-- WHAT YOU ARE ASKED TO DO --
Find each line containing the string "mairie". Copy it.

Dataset excerpt:
»»
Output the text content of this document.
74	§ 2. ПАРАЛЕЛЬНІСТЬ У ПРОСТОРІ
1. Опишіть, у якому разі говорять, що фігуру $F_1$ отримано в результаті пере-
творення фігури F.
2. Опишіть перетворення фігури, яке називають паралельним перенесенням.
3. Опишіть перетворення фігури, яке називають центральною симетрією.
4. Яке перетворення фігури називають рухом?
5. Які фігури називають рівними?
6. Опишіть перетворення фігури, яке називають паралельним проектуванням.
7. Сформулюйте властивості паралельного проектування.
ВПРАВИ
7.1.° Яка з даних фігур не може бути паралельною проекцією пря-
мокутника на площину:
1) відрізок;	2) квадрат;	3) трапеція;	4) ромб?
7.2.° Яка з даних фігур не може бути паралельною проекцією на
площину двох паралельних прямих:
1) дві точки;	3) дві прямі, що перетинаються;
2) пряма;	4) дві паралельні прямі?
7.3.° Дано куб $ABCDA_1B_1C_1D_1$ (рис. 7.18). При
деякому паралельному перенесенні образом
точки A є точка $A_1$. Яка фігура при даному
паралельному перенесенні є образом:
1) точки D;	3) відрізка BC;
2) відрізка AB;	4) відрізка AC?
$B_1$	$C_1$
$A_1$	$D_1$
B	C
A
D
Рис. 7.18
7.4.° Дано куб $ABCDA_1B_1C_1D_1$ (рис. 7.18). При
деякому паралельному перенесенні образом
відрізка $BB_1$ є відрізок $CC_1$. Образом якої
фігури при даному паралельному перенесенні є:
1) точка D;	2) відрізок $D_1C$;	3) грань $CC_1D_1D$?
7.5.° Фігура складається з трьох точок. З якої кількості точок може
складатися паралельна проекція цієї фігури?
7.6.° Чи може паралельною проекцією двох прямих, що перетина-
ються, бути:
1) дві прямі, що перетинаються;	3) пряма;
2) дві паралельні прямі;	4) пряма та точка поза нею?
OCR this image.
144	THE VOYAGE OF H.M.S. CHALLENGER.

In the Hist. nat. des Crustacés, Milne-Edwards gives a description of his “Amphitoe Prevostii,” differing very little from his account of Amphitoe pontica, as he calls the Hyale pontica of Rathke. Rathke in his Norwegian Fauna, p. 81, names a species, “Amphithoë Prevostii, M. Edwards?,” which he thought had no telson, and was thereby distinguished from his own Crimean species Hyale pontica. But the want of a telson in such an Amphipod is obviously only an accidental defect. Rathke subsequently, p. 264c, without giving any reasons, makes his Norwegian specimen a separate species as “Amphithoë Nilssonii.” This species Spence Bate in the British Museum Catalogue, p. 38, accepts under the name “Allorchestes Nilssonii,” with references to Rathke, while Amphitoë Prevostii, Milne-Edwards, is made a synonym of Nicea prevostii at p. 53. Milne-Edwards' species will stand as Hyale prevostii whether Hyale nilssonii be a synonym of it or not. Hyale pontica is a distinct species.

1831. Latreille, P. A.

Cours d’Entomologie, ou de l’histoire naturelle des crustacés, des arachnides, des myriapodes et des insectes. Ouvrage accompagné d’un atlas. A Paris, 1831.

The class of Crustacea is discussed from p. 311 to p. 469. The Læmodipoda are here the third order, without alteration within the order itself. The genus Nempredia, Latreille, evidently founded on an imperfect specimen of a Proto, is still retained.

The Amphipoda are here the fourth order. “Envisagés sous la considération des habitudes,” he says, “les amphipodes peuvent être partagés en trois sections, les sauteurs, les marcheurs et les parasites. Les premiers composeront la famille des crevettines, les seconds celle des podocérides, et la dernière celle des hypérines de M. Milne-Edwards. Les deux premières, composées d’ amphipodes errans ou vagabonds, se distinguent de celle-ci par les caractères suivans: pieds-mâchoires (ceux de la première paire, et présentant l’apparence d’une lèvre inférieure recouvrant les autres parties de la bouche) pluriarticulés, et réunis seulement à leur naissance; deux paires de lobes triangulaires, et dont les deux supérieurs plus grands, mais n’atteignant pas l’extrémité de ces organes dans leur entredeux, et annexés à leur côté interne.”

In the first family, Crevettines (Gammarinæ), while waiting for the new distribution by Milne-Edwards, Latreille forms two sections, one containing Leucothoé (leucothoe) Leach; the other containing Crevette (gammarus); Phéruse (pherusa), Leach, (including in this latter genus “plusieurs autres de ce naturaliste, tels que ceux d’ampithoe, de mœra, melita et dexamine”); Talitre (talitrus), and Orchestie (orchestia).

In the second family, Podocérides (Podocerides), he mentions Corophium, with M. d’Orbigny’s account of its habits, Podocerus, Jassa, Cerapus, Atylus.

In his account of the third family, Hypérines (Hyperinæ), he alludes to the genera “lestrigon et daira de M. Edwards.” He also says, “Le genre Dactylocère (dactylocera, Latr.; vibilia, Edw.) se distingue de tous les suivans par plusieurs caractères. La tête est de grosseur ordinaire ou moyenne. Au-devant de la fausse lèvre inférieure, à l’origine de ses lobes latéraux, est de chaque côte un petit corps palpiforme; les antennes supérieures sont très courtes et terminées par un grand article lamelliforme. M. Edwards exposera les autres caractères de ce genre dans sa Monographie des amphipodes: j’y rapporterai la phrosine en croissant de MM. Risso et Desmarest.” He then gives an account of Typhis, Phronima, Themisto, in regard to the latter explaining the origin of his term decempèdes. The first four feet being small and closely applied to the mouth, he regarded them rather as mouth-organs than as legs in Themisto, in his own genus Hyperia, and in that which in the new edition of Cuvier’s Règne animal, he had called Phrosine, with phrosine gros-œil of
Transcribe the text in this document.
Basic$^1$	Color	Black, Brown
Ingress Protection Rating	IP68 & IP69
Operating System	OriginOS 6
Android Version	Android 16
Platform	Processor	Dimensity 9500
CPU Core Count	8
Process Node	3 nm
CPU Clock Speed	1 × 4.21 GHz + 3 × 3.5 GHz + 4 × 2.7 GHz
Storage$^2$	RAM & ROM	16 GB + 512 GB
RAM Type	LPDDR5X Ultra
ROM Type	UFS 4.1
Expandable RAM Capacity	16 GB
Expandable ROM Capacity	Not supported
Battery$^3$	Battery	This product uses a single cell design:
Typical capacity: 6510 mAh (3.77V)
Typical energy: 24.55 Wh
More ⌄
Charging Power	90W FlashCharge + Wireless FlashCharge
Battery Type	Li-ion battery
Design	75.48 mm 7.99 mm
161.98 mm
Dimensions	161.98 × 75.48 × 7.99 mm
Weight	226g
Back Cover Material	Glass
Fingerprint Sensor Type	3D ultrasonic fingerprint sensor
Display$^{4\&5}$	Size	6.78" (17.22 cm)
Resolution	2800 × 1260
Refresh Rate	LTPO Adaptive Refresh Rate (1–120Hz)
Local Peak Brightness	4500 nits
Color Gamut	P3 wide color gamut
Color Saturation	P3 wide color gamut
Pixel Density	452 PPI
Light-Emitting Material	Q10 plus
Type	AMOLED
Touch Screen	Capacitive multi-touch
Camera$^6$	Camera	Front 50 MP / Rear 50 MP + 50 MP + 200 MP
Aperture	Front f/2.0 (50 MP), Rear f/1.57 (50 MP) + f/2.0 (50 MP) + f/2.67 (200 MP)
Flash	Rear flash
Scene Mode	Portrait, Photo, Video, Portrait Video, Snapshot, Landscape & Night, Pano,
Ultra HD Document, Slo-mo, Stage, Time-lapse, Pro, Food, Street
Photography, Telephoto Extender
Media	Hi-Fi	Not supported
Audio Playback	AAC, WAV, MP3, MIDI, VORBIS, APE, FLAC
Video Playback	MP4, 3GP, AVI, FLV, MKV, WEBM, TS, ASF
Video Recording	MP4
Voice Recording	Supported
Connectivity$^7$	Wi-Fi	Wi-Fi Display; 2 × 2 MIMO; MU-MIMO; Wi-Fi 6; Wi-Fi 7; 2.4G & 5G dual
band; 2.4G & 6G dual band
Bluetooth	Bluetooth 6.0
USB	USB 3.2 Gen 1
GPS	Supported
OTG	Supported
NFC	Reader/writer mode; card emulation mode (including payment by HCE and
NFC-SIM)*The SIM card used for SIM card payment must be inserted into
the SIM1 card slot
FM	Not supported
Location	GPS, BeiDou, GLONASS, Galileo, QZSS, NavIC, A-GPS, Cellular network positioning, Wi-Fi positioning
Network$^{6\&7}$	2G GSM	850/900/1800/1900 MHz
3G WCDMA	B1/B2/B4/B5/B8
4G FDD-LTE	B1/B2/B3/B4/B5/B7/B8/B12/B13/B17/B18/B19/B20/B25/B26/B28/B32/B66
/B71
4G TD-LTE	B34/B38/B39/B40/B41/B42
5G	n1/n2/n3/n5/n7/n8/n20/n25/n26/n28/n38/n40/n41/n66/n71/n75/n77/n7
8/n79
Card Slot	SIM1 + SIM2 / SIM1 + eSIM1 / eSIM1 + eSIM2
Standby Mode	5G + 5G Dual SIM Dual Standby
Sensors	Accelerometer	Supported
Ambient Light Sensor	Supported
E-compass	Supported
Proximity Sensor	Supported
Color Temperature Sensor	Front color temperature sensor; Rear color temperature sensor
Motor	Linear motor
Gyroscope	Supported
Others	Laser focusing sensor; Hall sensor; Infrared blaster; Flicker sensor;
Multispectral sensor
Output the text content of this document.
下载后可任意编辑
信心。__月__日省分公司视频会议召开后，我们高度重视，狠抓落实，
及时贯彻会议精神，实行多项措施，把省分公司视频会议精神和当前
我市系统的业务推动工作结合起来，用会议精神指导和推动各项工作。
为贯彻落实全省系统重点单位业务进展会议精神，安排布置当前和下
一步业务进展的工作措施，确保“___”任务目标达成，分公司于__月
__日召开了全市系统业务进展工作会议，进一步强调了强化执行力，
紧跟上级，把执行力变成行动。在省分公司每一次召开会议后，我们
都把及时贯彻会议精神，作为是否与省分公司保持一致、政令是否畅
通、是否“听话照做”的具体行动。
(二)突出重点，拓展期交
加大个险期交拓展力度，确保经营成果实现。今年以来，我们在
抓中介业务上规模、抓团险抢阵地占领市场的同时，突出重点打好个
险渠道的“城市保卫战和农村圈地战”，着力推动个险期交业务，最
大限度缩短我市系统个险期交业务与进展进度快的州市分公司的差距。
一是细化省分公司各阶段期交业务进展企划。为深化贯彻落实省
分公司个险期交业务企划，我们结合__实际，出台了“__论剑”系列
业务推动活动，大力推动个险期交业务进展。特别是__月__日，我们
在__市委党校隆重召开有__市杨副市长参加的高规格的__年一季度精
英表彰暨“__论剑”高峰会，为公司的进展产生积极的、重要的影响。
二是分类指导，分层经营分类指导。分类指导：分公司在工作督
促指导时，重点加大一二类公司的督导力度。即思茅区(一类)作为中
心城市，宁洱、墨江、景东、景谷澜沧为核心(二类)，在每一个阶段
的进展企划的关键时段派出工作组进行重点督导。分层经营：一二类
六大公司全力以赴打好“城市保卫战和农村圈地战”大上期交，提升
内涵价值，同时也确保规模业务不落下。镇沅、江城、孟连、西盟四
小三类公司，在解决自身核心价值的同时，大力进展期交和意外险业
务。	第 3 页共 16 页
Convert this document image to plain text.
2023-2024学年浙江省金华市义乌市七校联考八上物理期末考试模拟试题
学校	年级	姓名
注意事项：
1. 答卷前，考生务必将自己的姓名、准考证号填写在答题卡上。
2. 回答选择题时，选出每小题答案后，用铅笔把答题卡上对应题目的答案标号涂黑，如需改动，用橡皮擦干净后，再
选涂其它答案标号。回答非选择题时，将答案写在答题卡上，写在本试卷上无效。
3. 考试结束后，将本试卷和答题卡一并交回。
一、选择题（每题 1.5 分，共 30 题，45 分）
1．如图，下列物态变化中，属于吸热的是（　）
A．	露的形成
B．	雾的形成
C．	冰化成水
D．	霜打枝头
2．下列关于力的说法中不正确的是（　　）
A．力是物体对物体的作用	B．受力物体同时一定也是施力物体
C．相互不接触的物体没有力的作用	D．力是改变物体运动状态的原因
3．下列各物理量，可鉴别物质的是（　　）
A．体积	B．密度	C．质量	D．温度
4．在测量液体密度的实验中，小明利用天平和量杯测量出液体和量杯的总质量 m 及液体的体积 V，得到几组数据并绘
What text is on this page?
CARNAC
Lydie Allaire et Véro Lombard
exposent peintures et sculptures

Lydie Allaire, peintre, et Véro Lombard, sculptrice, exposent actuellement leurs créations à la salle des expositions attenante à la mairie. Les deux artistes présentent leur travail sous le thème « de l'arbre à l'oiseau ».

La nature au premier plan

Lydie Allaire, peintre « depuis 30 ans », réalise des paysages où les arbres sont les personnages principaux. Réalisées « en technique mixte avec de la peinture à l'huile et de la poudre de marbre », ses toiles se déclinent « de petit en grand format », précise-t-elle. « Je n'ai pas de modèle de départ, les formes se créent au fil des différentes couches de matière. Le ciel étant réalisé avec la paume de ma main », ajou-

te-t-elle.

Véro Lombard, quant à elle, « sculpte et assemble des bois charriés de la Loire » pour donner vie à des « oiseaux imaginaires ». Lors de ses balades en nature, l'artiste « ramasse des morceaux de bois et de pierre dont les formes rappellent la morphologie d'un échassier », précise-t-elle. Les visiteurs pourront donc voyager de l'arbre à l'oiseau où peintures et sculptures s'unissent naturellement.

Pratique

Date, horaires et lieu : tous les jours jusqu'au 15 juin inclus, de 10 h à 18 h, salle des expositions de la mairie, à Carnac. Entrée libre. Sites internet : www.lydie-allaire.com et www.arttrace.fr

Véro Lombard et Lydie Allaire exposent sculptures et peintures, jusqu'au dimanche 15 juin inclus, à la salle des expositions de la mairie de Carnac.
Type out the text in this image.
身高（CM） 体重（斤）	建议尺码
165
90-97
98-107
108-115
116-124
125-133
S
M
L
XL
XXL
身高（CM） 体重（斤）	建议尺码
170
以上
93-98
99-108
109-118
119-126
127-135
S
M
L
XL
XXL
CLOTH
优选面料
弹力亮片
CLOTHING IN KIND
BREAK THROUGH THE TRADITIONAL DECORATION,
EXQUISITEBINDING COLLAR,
««
-- TASK RESULT --
Lydie Allaire, peintre, et Véro Lombard, sculptrice, exposent actuellement leurs créations à la salle des expositions attenante à la mairie. Les deux artistes présentent leur travail sous le thème « de l'arbre à l'oiseau ».
Date, horaires et lieu : tous les jours jusqu'au 15 juin inclus, de 10 h à 18 h, salle des expositions de la mairie, à Carnac. Entrée libre. Sites internet : www.lydie-allaire.com et www.arttrace.fr
Véro Lombard et Lydie Allaire exposent sculptures et peintures, jusqu'au dimanche 15 juin inclus, à la salle des expositions de la mairie de Carnac.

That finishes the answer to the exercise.